> **WHAT YOU WILL DO**: Below are some records. Pull every line that contains the word "بتحقيق".

> **RECORDS**:

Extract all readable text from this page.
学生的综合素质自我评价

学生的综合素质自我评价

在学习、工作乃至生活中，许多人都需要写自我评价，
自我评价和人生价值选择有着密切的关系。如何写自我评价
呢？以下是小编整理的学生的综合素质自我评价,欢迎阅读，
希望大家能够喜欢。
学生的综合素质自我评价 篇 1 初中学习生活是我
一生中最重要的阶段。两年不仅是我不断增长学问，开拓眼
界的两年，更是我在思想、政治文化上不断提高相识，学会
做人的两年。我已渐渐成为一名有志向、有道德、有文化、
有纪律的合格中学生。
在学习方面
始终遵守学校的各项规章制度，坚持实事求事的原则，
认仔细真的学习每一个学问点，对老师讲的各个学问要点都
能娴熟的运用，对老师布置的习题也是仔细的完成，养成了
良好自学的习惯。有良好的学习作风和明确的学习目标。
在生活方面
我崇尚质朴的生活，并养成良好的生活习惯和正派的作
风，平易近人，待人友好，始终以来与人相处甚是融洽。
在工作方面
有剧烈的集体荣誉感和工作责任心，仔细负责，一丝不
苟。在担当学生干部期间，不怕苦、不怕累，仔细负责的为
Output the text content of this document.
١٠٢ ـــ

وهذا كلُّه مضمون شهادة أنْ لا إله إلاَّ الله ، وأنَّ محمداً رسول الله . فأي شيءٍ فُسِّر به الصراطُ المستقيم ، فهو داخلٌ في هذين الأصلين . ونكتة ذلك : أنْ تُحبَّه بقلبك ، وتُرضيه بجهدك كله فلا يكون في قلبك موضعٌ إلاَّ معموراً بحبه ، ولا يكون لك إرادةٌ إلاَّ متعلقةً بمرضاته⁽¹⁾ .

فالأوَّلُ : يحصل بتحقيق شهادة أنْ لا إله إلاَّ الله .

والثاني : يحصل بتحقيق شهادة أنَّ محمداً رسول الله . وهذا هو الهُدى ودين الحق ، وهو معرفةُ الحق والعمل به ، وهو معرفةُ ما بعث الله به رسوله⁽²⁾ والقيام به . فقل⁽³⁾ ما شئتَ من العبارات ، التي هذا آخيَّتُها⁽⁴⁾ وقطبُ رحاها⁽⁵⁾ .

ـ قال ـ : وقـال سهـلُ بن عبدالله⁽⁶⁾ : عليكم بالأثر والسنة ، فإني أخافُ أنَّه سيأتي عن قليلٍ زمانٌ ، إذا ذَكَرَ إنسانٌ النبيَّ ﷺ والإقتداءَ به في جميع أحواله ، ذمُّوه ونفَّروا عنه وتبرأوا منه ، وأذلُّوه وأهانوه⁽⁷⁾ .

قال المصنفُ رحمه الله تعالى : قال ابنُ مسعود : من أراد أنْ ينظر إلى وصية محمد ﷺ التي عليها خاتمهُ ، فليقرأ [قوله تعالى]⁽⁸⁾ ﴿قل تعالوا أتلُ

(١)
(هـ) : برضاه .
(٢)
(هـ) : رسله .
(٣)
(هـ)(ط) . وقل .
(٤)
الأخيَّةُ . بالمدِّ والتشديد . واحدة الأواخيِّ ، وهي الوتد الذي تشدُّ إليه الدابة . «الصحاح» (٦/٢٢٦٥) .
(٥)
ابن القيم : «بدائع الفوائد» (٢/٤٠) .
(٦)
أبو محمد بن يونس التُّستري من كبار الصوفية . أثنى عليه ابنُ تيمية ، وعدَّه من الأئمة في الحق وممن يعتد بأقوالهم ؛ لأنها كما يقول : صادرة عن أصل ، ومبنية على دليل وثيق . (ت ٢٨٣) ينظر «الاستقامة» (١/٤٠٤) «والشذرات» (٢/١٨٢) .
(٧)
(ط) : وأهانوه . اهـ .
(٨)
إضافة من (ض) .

> **CORRECT RESULT**:
فالأوَّلُ : يحصل بتحقيق شهادة أنْ لا إله إلاَّ الله .
والثاني : يحصل بتحقيق شهادة أنَّ محمداً رسول الله . وهذا هو الهُدى ودين الحق ، وهو معرفةُ الحق والعمل به ، وهو معرفةُ ما بعث الله به رسوله⁽²⁾ والقيام به . فقل⁽³⁾ ما شئتَ من العبارات ، التي هذا آخيَّتُها⁽⁴⁾ وقطبُ رحاها⁽⁵⁾ .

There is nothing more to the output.